Short problem: Your task is to print the material below exactly as presented.

Extracted records:
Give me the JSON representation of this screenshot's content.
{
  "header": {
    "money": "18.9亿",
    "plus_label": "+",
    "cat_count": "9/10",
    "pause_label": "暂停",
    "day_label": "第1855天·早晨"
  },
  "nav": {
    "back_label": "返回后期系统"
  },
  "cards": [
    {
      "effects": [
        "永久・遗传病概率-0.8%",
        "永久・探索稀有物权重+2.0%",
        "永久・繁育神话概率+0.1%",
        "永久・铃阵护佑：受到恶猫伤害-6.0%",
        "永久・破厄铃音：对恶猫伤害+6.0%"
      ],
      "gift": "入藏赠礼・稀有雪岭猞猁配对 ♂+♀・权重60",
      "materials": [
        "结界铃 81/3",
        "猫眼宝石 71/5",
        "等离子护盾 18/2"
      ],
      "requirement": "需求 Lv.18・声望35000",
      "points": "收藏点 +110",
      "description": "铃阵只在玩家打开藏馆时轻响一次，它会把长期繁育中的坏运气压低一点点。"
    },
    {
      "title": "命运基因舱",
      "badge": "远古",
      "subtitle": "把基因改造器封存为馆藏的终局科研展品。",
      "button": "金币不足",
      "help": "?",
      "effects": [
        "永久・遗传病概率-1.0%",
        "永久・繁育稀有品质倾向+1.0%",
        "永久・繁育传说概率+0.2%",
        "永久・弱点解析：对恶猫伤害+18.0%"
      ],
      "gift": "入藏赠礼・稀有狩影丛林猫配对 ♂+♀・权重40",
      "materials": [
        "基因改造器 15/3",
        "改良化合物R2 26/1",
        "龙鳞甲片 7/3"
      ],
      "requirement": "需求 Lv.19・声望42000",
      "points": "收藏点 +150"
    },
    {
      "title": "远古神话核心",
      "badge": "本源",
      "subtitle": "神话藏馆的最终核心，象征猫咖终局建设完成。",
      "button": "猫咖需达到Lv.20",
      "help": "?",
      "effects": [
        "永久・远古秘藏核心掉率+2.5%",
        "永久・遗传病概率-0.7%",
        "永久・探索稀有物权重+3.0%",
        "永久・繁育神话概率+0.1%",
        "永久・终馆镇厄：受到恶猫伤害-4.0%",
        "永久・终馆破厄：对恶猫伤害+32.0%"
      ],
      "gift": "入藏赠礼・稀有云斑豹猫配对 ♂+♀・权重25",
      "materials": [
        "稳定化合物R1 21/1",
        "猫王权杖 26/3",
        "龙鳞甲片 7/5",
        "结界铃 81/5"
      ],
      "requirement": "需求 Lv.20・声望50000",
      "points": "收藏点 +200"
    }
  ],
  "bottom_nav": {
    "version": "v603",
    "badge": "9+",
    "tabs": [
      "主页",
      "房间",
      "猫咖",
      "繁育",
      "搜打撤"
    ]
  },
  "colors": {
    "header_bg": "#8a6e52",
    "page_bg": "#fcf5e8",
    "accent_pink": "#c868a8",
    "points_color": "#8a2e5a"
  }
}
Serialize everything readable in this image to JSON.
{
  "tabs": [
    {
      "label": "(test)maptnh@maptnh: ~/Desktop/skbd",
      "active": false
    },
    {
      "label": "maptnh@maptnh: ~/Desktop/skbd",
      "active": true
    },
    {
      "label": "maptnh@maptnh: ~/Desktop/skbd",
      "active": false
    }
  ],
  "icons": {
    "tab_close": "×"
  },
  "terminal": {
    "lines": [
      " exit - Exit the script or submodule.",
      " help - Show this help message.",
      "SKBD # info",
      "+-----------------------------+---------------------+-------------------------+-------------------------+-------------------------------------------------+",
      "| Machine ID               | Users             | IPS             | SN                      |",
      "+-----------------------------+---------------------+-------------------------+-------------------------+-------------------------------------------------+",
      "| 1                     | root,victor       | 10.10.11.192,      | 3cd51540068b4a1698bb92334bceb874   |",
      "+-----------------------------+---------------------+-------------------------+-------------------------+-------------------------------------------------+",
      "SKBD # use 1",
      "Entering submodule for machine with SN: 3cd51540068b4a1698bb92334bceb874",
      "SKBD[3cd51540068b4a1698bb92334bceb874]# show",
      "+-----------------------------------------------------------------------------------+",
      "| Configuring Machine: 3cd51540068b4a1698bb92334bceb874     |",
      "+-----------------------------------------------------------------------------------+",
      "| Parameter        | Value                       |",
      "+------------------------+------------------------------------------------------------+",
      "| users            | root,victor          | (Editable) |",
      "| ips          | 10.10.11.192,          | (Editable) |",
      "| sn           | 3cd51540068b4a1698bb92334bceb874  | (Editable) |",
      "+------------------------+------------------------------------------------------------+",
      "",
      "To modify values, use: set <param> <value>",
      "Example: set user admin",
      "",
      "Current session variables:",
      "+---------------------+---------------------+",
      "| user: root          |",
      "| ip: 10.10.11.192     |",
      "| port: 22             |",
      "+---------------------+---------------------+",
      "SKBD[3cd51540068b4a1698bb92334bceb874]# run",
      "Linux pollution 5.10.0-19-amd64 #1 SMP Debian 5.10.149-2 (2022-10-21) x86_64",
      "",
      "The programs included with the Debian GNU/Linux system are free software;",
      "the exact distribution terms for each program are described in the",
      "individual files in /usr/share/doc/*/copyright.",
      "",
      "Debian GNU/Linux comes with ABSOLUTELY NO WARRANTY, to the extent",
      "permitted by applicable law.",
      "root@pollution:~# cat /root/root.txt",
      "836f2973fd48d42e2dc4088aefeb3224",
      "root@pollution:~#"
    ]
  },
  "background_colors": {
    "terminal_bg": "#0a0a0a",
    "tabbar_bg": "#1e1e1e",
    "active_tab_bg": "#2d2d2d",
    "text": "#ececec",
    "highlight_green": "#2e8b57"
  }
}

Answer to the task:
Give me the JSON representation of this screenshot's content.
{
  "header": {
    "money": "18.9亿",
    "plus_label": "+",
    "cat_count": "9/10",
    "pause_label": "暂停",
    "day_label": "第1855天·早晨"
  },
  "nav": {
    "back_label": "返回后期系统"
  },
  "cards": [
    {
      "effects": [
        "永久・遗传病概率-0.8%",
        "永久・探索稀有物权重+2.0%",
        "永久・繁育神话概率+0.1%",
        "永久・铃阵护佑：受到恶猫伤害-6.0%",
        "永久・破厄铃音：对恶猫伤害+6.0%"
      ],
      "gift": "入藏赠礼・稀有雪岭猞猁配对 ♂+♀・权重60",
      "materials": [
        "结界铃 81/3",
        "猫眼宝石 71/5",
        "等离子护盾 18/2"
      ],
      "requirement": "需求 Lv.18・声望35000",
      "points": "收藏点 +110",
      "description": "铃阵只在玩家打开藏馆时轻响一次，它会把长期繁育中的坏运气压低一点点。"
    },
    {
      "title": "命运基因舱",
      "badge": "远古",
      "subtitle": "把基因改造器封存为馆藏的终局科研展品。",
      "button": "金币不足",
      "help": "?",
      "effects": [
        "永久・遗传病概率-1.0%",
        "永久・繁育稀有品质倾向+1.0%",
        "永久・繁育传说概率+0.2%",
        "永久・弱点解析：对恶猫伤害+18.0%"
      ],
      "gift": "入藏赠礼・稀有狩影丛林猫配对 ♂+♀・权重40",
      "materials": [
        "基因改造器 15/3",
        "改良化合物R2 26/1",
        "龙鳞甲片 7/3"
      ],
      "requirement": "需求 Lv.19・声望42000",
      "points": "收藏点 +150"
    },
    {
      "title": "远古神话核心",
      "badge": "本源",
      "subtitle": "神话藏馆的最终核心，象征猫咖终局建设完成。",
      "button": "猫咖需达到Lv.20",
      "help": "?",
      "effects": [
        "永久・远古秘藏核心掉率+2.5%",
        "永久・遗传病概率-0.7%",
        "永久・探索稀有物权重+3.0%",
        "永久・繁育神话概率+0.1%",
        "永久・终馆镇厄：受到恶猫伤害-4.0%",
        "永久・终馆破厄：对恶猫伤害+32.0%"
      ],
      "gift": "入藏赠礼・稀有云斑豹猫配对 ♂+♀・权重25",
      "materials": [
        "稳定化合物R1 21/1",
        "猫王权杖 26/3",
        "龙鳞甲片 7/5",
        "结界铃 81/5"
      ],
      "requirement": "需求 Lv.20・声望50000",
      "points": "收藏点 +200"
    }
  ],
  "bottom_nav": {
    "version": "v603",
    "badge": "9+",
    "tabs": [
      "主页",
      "房间",
      "猫咖",
      "繁育",
      "搜打撤"
    ]
  },
  "colors": {
    "header_bg": "#8a6e52",
    "page_bg": "#fcf5e8",
    "accent_pink": "#c868a8",
    "points_color": "#8a2e5a"
  }
}
Serialize everything readable in this image to JSON.
{
  "tabs": [
    {
      "label": "(test)maptnh@maptnh: ~/Desktop/skbd",
      "active": false
    },
    {
      "label": "maptnh@maptnh: ~/Desktop/skbd",
      "active": true
    },
    {
      "label": "maptnh@maptnh: ~/Desktop/skbd",
      "active": false
    }
  ],
  "icons": {
    "tab_close": "×"
  },
  "terminal": {
    "lines": [
      " exit - Exit the script or submodule.",
      " help - Show this help message.",
      "SKBD # info",
      "+-----------------------------+---------------------+-------------------------+-------------------------+-------------------------------------------------+",
      "| Machine ID               | Users             | IPS             | SN                      |",
      "+-----------------------------+---------------------+-------------------------+-------------------------+-------------------------------------------------+",
      "| 1                     | root,victor       | 10.10.11.192,      | 3cd51540068b4a1698bb92334bceb874   |",
      "+-----------------------------+---------------------+-------------------------+-------------------------+-------------------------------------------------+",
      "SKBD # use 1",
      "Entering submodule for machine with SN: 3cd51540068b4a1698bb92334bceb874",
      "SKBD[3cd51540068b4a1698bb92334bceb874]# show",
      "+-----------------------------------------------------------------------------------+",
      "| Configuring Machine: 3cd51540068b4a1698bb92334bceb874     |",
      "+-----------------------------------------------------------------------------------+",
      "| Parameter        | Value                       |",
      "+------------------------+------------------------------------------------------------+",
      "| users            | root,victor          | (Editable) |",
      "| ips          | 10.10.11.192,          | (Editable) |",
      "| sn           | 3cd51540068b4a1698bb92334bceb874  | (Editable) |",
      "+------------------------+------------------------------------------------------------+",
      "",
      "To modify values, use: set <param> <value>",
      "Example: set user admin",
      "",
      "Current session variables:",
      "+---------------------+---------------------+",
      "| user: root          |",
      "| ip: 10.10.11.192     |",
      "| port: 22             |",
      "+---------------------+---------------------+",
      "SKBD[3cd51540068b4a1698bb92334bceb874]# run",
      "Linux pollution 5.10.0-19-amd64 #1 SMP Debian 5.10.149-2 (2022-10-21) x86_64",
      "",
      "The programs included with the Debian GNU/Linux system are free software;",
      "the exact distribution terms for each program are described in the",
      "individual files in /usr/share/doc/*/copyright.",
      "",
      "Debian GNU/Linux comes with ABSOLUTELY NO WARRANTY, to the extent",
      "permitted by applicable law.",
      "root@pollution:~# cat /root/root.txt",
      "836f2973fd48d42e2dc4088aefeb3224",
      "root@pollution:~#"
    ]
  },
  "background_colors": {
    "terminal_bg": "#0a0a0a",
    "tabbar_bg": "#1e1e1e",
    "active_tab_bg": "#2d2d2d",
    "text": "#ececec",
    "highlight_green": "#2e8b57"
  }
}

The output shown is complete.